──────── DATASET CONTENT
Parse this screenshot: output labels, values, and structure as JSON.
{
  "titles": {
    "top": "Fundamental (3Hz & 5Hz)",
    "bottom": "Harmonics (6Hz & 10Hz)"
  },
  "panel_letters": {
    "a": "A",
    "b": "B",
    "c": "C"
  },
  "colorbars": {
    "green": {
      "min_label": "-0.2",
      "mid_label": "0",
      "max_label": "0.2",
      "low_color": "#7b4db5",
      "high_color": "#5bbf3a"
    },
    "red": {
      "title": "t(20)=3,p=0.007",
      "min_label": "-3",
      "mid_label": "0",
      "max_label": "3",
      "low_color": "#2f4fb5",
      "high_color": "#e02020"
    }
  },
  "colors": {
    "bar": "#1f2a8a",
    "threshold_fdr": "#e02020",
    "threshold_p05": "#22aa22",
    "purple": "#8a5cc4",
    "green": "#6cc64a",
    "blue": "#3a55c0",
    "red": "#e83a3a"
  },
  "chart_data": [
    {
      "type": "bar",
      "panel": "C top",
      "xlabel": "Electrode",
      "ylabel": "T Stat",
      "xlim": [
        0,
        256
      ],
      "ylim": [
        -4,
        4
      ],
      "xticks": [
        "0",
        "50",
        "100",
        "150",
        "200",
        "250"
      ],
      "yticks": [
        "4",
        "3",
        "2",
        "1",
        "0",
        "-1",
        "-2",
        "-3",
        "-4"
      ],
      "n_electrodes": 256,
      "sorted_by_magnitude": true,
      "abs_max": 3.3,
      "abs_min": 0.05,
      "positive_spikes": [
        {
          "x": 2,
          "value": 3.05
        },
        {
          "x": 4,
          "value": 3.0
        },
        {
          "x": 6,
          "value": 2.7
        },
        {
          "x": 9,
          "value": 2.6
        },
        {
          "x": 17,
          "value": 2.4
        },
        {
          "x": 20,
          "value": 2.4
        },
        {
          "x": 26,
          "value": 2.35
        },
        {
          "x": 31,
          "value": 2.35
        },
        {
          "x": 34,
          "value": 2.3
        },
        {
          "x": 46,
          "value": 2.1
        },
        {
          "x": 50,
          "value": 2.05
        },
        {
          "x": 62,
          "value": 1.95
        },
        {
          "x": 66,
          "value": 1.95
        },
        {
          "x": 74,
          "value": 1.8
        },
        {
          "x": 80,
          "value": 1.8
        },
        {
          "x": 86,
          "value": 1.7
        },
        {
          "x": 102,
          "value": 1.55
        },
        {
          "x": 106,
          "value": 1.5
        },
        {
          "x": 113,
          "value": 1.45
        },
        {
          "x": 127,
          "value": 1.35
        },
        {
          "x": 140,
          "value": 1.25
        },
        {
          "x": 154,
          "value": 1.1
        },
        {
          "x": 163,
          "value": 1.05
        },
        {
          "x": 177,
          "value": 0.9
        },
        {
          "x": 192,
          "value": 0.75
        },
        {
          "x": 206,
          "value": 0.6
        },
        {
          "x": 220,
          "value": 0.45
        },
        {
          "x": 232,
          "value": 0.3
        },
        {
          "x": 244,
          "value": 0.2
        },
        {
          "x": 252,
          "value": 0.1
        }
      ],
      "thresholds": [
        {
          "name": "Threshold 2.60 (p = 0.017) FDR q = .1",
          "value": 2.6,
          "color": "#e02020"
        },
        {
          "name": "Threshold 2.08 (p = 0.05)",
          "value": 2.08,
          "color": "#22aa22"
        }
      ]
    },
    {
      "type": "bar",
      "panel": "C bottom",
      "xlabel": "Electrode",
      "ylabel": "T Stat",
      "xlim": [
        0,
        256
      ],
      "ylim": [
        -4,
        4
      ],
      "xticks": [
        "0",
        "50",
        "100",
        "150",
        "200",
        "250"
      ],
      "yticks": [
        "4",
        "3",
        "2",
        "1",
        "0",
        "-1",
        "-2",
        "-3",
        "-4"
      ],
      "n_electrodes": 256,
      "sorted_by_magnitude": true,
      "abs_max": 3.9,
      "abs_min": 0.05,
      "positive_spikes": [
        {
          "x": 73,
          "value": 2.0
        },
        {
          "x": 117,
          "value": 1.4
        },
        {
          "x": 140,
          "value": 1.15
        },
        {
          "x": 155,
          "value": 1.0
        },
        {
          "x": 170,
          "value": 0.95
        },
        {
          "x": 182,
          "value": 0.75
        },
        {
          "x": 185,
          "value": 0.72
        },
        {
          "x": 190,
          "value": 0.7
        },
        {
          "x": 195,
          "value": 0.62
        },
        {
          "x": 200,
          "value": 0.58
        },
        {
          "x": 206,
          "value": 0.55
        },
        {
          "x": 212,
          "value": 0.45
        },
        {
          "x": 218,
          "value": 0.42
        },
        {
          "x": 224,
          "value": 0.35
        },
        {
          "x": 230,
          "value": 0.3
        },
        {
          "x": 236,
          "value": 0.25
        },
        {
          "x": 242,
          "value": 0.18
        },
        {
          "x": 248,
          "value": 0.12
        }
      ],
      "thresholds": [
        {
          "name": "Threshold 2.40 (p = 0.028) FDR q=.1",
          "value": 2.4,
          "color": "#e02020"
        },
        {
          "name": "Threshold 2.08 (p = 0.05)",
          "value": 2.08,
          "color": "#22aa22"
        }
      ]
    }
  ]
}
────────────────
WHAT IS NEEDED: Gather every line from the entries above where the word "bottom" appears, and copy them.

TASK ANSWER:
    "bottom": "Harmonics (6Hz & 10Hz)"
      "panel": "C bottom",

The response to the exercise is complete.